> EXTRACTED RECORDS:
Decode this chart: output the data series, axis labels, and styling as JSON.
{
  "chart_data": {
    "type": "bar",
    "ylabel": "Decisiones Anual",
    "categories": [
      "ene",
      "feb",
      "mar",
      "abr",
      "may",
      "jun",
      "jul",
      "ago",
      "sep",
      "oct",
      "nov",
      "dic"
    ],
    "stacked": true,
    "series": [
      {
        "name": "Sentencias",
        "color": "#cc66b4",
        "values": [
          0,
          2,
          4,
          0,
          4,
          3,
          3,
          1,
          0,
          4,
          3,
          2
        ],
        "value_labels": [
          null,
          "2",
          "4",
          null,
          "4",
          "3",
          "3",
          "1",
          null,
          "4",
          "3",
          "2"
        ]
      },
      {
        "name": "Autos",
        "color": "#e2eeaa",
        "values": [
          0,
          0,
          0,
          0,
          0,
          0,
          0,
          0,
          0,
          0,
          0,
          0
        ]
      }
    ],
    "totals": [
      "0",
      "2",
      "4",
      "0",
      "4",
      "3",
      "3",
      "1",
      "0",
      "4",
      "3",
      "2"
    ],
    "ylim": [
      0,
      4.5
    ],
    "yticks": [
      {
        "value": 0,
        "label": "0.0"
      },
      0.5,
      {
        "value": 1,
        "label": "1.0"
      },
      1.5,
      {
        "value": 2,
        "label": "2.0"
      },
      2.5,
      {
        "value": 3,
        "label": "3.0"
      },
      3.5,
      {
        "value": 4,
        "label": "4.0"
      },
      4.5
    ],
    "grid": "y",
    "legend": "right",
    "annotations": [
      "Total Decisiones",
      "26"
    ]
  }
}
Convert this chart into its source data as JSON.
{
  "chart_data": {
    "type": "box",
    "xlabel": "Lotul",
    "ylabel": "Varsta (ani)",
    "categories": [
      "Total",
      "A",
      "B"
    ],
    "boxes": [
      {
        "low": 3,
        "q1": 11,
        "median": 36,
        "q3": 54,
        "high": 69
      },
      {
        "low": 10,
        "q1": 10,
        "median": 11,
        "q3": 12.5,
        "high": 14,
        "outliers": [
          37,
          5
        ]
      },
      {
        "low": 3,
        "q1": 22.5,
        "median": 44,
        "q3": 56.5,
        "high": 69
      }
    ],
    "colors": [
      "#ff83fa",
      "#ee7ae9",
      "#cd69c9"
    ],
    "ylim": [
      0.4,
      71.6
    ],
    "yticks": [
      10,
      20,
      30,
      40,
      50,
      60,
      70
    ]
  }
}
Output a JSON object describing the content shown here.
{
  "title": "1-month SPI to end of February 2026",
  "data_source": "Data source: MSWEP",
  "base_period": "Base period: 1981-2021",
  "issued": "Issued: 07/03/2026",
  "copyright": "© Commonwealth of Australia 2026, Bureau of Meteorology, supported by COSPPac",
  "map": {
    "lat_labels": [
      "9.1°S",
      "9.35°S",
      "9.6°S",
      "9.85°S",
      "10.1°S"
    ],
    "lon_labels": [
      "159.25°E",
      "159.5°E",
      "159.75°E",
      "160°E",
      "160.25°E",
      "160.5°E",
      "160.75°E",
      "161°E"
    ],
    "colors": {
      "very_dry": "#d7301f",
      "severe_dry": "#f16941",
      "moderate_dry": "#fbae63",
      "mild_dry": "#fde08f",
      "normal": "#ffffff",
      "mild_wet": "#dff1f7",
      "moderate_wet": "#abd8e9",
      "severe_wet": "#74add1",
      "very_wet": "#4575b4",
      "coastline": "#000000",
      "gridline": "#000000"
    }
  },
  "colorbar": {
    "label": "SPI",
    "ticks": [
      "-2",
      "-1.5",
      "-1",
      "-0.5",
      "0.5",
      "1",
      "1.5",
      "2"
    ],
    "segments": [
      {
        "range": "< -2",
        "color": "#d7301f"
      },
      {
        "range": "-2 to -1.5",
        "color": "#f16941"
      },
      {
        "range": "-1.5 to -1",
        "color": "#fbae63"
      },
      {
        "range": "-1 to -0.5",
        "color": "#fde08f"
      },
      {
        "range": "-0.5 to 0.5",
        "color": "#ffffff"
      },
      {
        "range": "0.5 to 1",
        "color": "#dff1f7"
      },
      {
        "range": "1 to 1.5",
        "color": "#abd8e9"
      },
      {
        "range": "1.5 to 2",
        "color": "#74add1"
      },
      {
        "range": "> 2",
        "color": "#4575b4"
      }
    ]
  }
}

> TASK GOAL:
Retype the records in full. Keep every line identical to the original.

> EXERCISE ANSWER:
Decode this chart: output the data series, axis labels, and styling as JSON.
{
  "chart_data": {
    "type": "bar",
    "ylabel": "Decisiones Anual",
    "categories": [
      "ene",
      "feb",
      "mar",
      "abr",
      "may",
      "jun",
      "jul",
      "ago",
      "sep",
      "oct",
      "nov",
      "dic"
    ],
    "stacked": true,
    "series": [
      {
        "name": "Sentencias",
        "color": "#cc66b4",
        "values": [
          0,
          2,
          4,
          0,
          4,
          3,
          3,
          1,
          0,
          4,
          3,
          2
        ],
        "value_labels": [
          null,
          "2",
          "4",
          null,
          "4",
          "3",
          "3",
          "1",
          null,
          "4",
          "3",
          "2"
        ]
      },
      {
        "name": "Autos",
        "color": "#e2eeaa",
        "values": [
          0,
          0,
          0,
          0,
          0,
          0,
          0,
          0,
          0,
          0,
          0,
          0
        ]
      }
    ],
    "totals": [
      "0",
      "2",
      "4",
      "0",
      "4",
      "3",
      "3",
      "1",
      "0",
      "4",
      "3",
      "2"
    ],
    "ylim": [
      0,
      4.5
    ],
    "yticks": [
      {
        "value": 0,
        "label": "0.0"
      },
      0.5,
      {
        "value": 1,
        "label": "1.0"
      },
      1.5,
      {
        "value": 2,
        "label": "2.0"
      },
      2.5,
      {
        "value": 3,
        "label": "3.0"
      },
      3.5,
      {
        "value": 4,
        "label": "4.0"
      },
      4.5
    ],
    "grid": "y",
    "legend": "right",
    "annotations": [
      "Total Decisiones",
      "26"
    ]
  }
}
Convert this chart into its source data as JSON.
{
  "chart_data": {
    "type": "box",
    "xlabel": "Lotul",
    "ylabel": "Varsta (ani)",
    "categories": [
      "Total",
      "A",
      "B"
    ],
    "boxes": [
      {
        "low": 3,
        "q1": 11,
        "median": 36,
        "q3": 54,
        "high": 69
      },
      {
        "low": 10,
        "q1": 10,
        "median": 11,
        "q3": 12.5,
        "high": 14,
        "outliers": [
          37,
          5
        ]
      },
      {
        "low": 3,
        "q1": 22.5,
        "median": 44,
        "q3": 56.5,
        "high": 69
      }
    ],
    "colors": [
      "#ff83fa",
      "#ee7ae9",
      "#cd69c9"
    ],
    "ylim": [
      0.4,
      71.6
    ],
    "yticks": [
      10,
      20,
      30,
      40,
      50,
      60,
      70
    ]
  }
}
Output a JSON object describing the content shown here.
{
  "title": "1-month SPI to end of February 2026",
  "data_source": "Data source: MSWEP",
  "base_period": "Base period: 1981-2021",
  "issued": "Issued: 07/03/2026",
  "copyright": "© Commonwealth of Australia 2026, Bureau of Meteorology, supported by COSPPac",
  "map": {
    "lat_labels": [
      "9.1°S",
      "9.35°S",
      "9.6°S",
      "9.85°S",
      "10.1°S"
    ],
    "lon_labels": [
      "159.25°E",
      "159.5°E",
      "159.75°E",
      "160°E",
      "160.25°E",
      "160.5°E",
      "160.75°E",
      "161°E"
    ],
    "colors": {
      "very_dry": "#d7301f",
      "severe_dry": "#f16941",
      "moderate_dry": "#fbae63",
      "mild_dry": "#fde08f",
      "normal": "#ffffff",
      "mild_wet": "#dff1f7",
      "moderate_wet": "#abd8e9",
      "severe_wet": "#74add1",
      "very_wet": "#4575b4",
      "coastline": "#000000",
      "gridline": "#000000"
    }
  },
  "colorbar": {
    "label": "SPI",
    "ticks": [
      "-2",
      "-1.5",
      "-1",
      "-0.5",
      "0.5",
      "1",
      "1.5",
      "2"
    ],
    "segments": [
      {
        "range": "< -2",
        "color": "#d7301f"
      },
      {
        "range": "-2 to -1.5",
        "color": "#f16941"
      },
      {
        "range": "-1.5 to -1",
        "color": "#fbae63"
      },
      {
        "range": "-1 to -0.5",
        "color": "#fde08f"
      },
      {
        "range": "-0.5 to 0.5",
        "color": "#ffffff"
      },
      {
        "range": "0.5 to 1",
        "color": "#dff1f7"
      },
      {
        "range": "1 to 1.5",
        "color": "#abd8e9"
      },
      {
        "range": "1.5 to 2",
        "color": "#74add1"
      },
      {
        "range": "> 2",
        "color": "#4575b4"
      }
    ]
  }
}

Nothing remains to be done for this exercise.